WRITTEN INSTRUCTION:
From the entries that follow, list every line in which the string "太极量能" appears.

========

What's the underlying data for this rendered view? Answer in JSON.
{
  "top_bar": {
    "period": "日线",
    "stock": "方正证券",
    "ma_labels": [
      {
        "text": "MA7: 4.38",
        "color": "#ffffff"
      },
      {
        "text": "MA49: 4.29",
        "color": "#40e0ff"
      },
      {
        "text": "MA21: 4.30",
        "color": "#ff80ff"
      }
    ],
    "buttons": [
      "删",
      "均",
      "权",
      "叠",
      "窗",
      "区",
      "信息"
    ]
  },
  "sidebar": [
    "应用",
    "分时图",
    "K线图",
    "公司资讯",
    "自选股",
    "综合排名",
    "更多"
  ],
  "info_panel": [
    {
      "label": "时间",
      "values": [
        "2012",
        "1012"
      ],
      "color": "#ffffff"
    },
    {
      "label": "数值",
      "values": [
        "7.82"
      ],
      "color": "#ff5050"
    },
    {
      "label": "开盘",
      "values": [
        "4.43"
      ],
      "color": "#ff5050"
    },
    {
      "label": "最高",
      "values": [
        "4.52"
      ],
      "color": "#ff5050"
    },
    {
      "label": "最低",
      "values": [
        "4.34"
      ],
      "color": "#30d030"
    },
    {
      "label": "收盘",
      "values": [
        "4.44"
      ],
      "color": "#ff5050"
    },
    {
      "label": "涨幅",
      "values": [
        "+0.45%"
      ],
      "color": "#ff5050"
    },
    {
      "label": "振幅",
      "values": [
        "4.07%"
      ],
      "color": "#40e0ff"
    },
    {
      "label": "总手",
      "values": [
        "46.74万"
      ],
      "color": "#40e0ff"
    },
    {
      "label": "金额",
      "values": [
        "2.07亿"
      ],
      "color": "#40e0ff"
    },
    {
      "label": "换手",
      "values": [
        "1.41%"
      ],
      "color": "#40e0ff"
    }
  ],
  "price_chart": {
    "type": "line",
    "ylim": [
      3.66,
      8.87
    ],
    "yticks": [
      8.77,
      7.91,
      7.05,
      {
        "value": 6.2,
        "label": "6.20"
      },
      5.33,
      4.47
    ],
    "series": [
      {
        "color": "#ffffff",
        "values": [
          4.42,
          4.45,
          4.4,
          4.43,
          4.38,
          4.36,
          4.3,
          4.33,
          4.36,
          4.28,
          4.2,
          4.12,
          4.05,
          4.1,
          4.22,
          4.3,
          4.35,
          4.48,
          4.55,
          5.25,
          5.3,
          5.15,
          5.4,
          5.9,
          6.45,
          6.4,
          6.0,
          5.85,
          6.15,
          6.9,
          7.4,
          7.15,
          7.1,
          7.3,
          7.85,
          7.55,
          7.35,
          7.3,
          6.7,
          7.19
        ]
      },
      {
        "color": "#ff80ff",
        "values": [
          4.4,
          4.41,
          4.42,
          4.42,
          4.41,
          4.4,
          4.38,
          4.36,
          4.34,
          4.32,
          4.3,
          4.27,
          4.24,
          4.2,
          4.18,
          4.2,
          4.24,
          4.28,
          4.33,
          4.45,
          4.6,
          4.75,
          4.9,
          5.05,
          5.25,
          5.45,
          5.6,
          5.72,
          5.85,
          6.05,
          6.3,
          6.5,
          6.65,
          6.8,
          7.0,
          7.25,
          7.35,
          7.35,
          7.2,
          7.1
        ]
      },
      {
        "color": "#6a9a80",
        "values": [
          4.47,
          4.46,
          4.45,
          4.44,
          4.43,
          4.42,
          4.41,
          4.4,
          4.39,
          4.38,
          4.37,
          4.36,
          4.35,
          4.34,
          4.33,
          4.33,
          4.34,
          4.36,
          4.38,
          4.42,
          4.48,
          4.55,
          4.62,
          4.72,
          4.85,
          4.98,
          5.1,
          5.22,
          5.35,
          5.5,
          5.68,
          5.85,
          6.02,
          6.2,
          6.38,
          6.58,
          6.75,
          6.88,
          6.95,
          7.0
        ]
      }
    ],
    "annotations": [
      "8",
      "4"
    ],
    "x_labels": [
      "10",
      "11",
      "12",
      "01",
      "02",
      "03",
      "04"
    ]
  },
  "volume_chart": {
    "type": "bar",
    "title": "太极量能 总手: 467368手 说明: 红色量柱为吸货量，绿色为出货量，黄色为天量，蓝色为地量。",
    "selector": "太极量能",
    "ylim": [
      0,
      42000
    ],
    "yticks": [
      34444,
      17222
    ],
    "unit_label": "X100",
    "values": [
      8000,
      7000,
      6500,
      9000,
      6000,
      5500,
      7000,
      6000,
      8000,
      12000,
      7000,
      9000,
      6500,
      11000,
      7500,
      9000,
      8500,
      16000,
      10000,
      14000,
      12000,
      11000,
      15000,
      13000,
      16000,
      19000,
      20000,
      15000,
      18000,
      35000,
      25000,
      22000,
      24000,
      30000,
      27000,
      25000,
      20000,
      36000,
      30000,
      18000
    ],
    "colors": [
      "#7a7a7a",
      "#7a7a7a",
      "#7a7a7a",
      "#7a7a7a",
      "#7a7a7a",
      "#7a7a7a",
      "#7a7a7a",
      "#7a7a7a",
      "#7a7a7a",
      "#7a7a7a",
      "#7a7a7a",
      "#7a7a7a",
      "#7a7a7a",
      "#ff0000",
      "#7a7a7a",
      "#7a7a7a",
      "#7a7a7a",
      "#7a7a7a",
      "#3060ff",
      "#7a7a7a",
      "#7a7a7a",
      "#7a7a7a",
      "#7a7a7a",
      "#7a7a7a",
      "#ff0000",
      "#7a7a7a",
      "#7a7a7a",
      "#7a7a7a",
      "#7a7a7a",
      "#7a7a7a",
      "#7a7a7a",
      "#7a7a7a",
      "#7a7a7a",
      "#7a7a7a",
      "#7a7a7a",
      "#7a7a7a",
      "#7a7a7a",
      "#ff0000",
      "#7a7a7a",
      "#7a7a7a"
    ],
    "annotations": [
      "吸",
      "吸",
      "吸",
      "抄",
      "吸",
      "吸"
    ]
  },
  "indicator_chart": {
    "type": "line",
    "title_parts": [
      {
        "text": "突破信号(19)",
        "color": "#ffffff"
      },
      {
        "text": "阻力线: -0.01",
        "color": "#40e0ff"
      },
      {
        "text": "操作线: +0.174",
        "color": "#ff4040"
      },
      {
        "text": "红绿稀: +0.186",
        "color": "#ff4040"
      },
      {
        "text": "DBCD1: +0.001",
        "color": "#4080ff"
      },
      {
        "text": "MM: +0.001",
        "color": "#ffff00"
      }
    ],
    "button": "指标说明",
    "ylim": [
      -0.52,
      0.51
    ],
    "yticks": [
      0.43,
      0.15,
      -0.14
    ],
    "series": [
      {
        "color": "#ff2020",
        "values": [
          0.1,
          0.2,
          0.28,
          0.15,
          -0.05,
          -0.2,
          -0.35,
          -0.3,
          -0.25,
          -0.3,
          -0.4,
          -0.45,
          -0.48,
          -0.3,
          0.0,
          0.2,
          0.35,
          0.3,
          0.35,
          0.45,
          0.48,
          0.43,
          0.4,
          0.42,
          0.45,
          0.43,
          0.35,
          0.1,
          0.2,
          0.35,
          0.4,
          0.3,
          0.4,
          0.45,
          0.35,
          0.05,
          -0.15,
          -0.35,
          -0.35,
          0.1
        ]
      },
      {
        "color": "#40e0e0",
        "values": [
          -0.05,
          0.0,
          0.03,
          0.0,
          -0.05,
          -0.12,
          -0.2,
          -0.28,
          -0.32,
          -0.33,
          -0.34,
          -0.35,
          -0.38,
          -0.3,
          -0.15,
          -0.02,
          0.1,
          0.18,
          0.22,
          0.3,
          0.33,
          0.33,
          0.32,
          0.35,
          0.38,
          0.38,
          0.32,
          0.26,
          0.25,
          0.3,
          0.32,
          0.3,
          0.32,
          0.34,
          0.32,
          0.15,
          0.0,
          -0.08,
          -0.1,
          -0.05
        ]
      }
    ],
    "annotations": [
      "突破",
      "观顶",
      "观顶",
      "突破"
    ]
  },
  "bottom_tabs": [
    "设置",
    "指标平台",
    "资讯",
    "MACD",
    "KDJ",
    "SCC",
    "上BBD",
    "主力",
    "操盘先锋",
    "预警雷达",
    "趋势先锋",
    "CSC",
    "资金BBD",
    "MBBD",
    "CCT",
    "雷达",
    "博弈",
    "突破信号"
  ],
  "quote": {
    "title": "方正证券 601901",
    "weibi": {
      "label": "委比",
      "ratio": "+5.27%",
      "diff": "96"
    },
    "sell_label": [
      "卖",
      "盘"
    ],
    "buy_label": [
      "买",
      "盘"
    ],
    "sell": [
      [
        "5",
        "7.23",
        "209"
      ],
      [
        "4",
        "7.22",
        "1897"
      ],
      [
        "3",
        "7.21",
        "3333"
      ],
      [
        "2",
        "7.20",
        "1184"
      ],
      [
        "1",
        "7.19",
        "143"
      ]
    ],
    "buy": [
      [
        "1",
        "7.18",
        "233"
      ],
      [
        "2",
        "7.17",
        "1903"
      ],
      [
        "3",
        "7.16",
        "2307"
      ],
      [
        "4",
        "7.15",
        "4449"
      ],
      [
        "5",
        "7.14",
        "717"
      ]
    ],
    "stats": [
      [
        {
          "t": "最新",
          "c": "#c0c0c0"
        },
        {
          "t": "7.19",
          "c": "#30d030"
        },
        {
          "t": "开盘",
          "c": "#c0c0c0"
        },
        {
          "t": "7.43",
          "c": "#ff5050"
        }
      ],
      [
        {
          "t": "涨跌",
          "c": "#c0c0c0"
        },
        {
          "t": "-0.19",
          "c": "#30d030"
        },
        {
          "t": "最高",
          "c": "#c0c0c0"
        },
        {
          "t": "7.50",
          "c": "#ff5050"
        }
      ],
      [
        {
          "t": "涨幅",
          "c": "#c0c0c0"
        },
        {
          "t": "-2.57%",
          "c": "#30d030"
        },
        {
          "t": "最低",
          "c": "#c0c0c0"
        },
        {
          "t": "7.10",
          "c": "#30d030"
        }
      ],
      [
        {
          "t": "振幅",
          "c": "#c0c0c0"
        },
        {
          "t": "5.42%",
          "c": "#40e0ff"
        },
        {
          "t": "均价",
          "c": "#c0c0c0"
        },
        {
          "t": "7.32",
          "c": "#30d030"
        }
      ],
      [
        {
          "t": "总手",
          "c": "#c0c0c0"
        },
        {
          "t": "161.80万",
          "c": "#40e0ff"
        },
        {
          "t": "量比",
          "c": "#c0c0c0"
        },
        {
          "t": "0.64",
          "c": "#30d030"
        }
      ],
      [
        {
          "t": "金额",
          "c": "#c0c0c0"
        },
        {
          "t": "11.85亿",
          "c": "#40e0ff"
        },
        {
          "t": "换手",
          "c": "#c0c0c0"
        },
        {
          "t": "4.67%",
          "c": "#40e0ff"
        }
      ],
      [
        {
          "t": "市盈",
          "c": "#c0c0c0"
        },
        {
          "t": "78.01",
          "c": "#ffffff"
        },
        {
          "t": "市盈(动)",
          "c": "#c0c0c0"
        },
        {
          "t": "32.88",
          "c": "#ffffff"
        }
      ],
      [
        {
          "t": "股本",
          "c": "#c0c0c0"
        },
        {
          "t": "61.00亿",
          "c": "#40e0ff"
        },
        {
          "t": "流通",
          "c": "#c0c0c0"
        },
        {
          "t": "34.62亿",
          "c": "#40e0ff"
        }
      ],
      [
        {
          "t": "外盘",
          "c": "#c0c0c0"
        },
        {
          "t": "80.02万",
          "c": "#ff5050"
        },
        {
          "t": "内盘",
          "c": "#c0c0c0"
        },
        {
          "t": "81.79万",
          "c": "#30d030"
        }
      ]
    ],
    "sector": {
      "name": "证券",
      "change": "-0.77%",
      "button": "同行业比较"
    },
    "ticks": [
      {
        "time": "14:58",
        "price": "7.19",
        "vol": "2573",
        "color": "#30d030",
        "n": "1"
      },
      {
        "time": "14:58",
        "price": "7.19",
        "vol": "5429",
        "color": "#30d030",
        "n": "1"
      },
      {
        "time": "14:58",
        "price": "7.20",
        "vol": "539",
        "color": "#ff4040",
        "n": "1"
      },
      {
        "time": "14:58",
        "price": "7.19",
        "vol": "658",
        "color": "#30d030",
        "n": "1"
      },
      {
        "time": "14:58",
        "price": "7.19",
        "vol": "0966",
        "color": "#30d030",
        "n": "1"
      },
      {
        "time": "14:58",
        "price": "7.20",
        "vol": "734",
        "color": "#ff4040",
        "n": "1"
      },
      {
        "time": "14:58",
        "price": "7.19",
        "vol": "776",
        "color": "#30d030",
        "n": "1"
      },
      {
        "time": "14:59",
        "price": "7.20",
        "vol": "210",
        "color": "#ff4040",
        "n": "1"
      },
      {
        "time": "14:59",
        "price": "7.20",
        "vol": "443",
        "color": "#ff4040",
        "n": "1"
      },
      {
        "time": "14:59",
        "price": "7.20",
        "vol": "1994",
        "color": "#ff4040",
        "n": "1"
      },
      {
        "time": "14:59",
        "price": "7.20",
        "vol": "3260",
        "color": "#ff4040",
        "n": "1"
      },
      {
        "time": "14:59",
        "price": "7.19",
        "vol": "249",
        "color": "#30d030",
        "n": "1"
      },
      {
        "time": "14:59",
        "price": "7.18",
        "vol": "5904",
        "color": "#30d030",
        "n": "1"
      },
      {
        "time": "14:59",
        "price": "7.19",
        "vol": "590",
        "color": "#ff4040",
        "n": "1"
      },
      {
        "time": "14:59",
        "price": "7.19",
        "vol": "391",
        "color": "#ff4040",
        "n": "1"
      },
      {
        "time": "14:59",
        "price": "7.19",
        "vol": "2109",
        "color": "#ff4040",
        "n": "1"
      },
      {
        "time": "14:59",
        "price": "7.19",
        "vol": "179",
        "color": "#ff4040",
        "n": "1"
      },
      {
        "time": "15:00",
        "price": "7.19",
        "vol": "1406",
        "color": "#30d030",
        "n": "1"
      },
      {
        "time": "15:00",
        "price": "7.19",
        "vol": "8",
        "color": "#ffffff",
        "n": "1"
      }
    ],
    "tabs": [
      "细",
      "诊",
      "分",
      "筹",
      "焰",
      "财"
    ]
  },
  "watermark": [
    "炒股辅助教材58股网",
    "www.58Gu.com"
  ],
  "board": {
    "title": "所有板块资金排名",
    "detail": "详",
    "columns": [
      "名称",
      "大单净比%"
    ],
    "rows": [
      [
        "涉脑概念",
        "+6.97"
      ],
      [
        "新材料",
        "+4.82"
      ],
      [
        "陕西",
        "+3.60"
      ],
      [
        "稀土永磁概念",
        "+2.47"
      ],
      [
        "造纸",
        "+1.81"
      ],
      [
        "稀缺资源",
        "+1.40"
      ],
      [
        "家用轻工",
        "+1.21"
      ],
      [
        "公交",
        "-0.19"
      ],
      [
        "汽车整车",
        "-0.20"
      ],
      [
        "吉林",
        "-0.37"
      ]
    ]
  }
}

========

RESULT BELOW:
    "title": "太极量能 总手: 467368手 说明: 红色量柱为吸货量，绿色为出货量，黄色为天量，蓝色为地量。",
    "selector": "太极量能",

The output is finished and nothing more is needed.